··· Entries shown ···

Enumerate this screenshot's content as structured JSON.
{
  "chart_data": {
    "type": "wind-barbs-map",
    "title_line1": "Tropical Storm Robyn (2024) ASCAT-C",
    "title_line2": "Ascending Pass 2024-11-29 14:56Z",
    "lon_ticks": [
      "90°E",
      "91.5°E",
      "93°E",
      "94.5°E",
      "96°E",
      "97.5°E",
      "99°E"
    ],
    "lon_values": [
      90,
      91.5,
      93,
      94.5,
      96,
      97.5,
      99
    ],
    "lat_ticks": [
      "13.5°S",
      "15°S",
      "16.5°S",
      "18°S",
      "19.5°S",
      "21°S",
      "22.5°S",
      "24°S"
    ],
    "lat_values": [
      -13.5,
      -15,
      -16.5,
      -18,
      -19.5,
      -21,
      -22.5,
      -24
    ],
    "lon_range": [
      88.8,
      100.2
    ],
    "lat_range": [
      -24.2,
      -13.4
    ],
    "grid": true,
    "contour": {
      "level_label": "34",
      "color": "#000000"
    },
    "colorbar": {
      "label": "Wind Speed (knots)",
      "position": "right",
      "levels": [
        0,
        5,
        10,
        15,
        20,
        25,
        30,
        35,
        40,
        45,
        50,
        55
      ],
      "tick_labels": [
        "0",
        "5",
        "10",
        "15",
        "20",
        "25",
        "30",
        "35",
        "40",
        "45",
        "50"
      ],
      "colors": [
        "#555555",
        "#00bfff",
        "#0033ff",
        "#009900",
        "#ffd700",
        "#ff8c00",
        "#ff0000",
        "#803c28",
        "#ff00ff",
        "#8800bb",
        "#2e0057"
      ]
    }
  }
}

···

[What you are asked to do] Every record should be given again exactly.

[Solution to this task]
Enumerate this screenshot's content as structured JSON.
{
  "chart_data": {
    "type": "wind-barbs-map",
    "title_line1": "Tropical Storm Robyn (2024) ASCAT-C",
    "title_line2": "Ascending Pass 2024-11-29 14:56Z",
    "lon_ticks": [
      "90°E",
      "91.5°E",
      "93°E",
      "94.5°E",
      "96°E",
      "97.5°E",
      "99°E"
    ],
    "lon_values": [
      90,
      91.5,
      93,
      94.5,
      96,
      97.5,
      99
    ],
    "lat_ticks": [
      "13.5°S",
      "15°S",
      "16.5°S",
      "18°S",
      "19.5°S",
      "21°S",
      "22.5°S",
      "24°S"
    ],
    "lat_values": [
      -13.5,
      -15,
      -16.5,
      -18,
      -19.5,
      -21,
      -22.5,
      -24
    ],
    "lon_range": [
      88.8,
      100.2
    ],
    "lat_range": [
      -24.2,
      -13.4
    ],
    "grid": true,
    "contour": {
      "level_label": "34",
      "color": "#000000"
    },
    "colorbar": {
      "label": "Wind Speed (knots)",
      "position": "right",
      "levels": [
        0,
        5,
        10,
        15,
        20,
        25,
        30,
        35,
        40,
        45,
        50,
        55
      ],
      "tick_labels": [
        "0",
        "5",
        "10",
        "15",
        "20",
        "25",
        "30",
        "35",
        "40",
        "45",
        "50"
      ],
      "colors": [
        "#555555",
        "#00bfff",
        "#0033ff",
        "#009900",
        "#ffd700",
        "#ff8c00",
        "#ff0000",
        "#803c28",
        "#ff00ff",
        "#8800bb",
        "#2e0057"
      ]
    }
  }
}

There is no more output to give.